• Exercise
Find each line containing the string "axes". Copy it.

• Given data
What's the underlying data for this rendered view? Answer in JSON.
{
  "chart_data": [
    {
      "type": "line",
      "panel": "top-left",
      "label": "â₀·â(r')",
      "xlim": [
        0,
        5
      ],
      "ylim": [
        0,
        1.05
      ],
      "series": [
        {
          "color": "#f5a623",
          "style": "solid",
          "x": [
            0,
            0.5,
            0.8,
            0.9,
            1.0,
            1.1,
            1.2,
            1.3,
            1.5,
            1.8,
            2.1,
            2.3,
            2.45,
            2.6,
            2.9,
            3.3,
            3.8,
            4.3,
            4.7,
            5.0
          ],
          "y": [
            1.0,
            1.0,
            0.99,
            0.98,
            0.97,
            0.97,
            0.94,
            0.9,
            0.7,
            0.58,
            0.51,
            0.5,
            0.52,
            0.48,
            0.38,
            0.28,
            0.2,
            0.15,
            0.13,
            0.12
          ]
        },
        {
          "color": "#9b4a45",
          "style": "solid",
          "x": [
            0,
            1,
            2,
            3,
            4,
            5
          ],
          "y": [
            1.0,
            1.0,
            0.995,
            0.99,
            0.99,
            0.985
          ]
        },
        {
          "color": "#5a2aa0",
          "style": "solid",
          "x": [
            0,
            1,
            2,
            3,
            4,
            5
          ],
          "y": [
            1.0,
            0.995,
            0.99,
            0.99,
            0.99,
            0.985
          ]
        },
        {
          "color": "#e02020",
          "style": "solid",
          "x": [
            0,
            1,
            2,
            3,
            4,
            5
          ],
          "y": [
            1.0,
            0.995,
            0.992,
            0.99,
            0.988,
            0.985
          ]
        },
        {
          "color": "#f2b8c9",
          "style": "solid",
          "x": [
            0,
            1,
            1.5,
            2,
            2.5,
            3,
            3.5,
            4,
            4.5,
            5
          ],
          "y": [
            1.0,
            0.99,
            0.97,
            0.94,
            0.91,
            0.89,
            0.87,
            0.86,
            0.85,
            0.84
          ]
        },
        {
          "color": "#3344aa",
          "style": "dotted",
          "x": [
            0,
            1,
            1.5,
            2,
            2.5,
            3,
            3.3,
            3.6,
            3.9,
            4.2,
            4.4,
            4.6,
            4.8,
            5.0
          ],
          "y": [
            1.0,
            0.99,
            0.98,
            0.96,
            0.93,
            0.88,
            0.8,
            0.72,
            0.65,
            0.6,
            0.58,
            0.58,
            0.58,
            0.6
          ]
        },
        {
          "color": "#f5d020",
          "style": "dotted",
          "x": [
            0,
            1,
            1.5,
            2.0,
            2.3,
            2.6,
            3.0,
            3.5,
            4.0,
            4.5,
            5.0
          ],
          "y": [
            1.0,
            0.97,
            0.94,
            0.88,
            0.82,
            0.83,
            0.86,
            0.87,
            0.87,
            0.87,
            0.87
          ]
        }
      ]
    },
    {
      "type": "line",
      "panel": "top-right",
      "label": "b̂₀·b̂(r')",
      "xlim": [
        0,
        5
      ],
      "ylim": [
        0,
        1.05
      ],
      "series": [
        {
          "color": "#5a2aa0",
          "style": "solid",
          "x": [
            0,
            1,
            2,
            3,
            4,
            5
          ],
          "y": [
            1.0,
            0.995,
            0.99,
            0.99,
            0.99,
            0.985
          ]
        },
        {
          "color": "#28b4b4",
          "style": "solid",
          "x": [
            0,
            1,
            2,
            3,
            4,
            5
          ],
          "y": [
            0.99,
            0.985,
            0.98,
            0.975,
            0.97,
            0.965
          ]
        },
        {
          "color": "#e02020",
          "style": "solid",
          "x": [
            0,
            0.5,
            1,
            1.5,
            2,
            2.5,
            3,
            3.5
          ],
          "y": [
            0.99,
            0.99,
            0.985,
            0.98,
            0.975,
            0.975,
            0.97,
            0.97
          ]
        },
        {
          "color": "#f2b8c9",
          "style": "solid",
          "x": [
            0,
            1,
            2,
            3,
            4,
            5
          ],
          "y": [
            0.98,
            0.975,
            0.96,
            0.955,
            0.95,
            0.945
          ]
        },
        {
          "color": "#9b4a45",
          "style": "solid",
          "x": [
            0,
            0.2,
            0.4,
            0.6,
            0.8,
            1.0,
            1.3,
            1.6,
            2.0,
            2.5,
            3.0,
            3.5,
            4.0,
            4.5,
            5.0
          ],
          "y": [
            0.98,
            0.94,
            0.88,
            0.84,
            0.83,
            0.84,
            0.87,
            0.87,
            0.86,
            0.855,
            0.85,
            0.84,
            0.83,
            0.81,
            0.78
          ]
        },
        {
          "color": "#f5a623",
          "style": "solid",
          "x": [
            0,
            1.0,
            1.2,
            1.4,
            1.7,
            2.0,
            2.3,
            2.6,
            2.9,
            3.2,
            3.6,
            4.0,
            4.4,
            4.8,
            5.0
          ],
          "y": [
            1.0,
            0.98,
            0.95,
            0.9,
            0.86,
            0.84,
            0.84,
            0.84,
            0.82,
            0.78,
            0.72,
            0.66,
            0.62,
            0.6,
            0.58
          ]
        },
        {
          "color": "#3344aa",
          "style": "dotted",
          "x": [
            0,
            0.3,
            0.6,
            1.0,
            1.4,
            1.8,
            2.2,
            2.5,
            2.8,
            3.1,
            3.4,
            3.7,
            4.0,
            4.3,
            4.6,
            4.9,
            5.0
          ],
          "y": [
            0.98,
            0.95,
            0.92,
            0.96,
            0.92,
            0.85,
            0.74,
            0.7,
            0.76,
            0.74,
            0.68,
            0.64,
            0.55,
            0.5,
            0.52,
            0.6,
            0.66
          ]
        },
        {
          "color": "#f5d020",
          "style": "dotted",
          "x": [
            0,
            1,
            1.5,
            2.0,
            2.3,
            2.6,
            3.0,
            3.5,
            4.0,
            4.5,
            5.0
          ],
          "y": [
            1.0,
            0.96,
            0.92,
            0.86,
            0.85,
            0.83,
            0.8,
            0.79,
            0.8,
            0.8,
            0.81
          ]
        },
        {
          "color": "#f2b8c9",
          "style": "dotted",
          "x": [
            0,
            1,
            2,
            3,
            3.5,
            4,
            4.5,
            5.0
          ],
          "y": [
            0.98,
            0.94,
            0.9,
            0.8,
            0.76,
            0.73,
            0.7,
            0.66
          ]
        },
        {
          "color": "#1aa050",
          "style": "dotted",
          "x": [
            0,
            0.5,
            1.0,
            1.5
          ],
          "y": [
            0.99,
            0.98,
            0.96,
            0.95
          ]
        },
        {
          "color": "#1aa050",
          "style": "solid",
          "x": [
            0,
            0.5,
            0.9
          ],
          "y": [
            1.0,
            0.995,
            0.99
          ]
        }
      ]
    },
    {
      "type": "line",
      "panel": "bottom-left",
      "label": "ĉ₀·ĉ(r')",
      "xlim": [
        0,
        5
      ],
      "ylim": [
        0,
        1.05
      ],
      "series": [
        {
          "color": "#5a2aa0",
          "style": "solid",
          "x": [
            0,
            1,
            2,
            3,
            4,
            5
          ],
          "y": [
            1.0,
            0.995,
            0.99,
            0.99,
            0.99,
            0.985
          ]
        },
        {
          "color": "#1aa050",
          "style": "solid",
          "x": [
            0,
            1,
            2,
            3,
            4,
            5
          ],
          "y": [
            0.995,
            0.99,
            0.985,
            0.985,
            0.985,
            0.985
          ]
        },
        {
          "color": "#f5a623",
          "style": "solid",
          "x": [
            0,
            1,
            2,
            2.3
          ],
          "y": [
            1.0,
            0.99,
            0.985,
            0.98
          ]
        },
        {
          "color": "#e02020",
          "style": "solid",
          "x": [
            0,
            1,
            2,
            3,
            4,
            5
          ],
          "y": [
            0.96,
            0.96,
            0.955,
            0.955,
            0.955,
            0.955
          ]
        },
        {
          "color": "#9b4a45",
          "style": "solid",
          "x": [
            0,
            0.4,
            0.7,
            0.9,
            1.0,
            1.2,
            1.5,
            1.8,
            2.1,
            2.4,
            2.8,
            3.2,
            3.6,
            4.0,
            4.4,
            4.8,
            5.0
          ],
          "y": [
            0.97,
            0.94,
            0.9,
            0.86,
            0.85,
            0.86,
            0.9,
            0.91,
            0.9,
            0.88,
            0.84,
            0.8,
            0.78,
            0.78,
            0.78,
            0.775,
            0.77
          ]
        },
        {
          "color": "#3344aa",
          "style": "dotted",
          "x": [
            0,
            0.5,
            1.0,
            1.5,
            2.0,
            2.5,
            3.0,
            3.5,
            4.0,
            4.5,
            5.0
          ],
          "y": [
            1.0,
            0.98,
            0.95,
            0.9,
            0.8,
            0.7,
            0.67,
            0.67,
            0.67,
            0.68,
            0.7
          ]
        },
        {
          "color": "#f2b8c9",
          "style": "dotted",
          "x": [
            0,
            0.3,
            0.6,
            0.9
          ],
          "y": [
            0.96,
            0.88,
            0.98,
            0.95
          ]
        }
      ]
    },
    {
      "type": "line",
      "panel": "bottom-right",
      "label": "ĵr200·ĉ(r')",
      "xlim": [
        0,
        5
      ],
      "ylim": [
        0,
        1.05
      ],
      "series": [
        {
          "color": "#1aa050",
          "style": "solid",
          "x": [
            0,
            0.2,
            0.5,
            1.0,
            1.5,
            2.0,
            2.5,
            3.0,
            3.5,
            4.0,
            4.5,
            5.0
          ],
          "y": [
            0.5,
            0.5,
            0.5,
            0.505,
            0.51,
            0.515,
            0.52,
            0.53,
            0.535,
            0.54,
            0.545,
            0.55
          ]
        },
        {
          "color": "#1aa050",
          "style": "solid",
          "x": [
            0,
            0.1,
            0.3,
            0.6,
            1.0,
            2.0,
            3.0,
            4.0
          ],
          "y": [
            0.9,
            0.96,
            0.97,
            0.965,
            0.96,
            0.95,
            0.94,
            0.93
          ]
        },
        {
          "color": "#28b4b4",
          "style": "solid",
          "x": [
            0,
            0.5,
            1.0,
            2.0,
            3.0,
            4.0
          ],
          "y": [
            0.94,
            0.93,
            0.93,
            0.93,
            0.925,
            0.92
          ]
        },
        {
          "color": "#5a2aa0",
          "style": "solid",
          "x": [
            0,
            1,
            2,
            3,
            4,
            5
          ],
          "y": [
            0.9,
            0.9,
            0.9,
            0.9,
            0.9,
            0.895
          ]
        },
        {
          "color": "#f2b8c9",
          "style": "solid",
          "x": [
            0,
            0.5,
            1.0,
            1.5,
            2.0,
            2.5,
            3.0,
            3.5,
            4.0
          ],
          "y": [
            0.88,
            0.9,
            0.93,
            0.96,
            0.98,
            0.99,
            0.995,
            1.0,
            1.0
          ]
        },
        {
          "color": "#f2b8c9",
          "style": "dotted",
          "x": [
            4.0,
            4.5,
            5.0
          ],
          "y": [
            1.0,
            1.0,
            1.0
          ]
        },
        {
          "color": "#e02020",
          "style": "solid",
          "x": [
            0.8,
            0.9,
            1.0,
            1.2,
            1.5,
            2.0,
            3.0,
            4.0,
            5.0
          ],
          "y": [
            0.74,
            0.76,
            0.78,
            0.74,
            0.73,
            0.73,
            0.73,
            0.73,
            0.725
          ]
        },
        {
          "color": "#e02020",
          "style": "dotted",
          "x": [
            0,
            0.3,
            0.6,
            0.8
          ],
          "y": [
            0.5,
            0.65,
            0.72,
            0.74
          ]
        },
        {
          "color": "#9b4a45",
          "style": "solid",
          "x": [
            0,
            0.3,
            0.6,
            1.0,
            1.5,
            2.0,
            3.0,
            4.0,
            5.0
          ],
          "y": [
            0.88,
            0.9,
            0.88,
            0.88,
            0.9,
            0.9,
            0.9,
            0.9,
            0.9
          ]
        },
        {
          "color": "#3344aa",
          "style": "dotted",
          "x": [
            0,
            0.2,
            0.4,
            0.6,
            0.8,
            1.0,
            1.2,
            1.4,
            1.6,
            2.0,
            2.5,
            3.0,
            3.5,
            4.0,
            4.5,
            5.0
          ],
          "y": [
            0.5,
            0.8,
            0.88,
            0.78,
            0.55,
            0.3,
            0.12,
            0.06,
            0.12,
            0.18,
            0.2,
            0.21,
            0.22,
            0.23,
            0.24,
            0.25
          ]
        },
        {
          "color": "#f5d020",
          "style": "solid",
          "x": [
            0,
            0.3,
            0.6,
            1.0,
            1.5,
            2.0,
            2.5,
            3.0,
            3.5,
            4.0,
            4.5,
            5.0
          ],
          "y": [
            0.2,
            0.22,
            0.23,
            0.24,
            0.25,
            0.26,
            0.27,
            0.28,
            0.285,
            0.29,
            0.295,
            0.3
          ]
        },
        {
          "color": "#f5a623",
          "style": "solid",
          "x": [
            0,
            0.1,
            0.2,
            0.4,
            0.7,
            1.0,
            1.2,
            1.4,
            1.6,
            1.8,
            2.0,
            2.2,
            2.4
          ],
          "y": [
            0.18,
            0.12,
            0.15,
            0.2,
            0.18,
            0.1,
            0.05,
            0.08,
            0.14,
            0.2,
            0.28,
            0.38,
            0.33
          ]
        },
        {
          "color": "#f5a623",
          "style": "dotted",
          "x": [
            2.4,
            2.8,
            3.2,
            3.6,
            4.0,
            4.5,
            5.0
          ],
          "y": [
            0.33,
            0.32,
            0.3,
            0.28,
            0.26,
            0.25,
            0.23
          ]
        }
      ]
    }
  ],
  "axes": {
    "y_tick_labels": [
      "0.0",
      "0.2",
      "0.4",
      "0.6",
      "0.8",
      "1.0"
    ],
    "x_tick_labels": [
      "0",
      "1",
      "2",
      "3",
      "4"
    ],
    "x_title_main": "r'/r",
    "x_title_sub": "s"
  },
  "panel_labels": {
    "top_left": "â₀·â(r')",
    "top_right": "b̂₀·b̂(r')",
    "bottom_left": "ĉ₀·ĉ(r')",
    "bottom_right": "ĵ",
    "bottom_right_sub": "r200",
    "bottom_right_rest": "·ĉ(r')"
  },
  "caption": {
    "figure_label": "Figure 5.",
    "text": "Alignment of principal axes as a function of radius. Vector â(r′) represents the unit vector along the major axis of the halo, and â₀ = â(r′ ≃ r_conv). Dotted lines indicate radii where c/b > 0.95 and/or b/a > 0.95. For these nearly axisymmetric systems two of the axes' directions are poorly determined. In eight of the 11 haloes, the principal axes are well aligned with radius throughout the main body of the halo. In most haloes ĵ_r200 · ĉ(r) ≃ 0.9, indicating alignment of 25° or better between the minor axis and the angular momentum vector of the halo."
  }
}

• Task output
  "axes": {
    "text": "Alignment of principal axes as a function of radius. Vector â(r′) represents the unit vector along the major axis of the halo, and â₀ = â(r′ ≃ r_conv). Dotted lines indicate radii where c/b > 0.95 and/or b/a > 0.95. For these nearly axisymmetric systems two of the axes' directions are poorly determined. In eight of the 11 haloes, the principal axes are well aligned with radius throughout the main body of the halo. In most haloes ĵ_r200 · ĉ(r) ≃ 0.9, indicating alignment of 25° or better between the minor axis and the angular momentum vector of the halo."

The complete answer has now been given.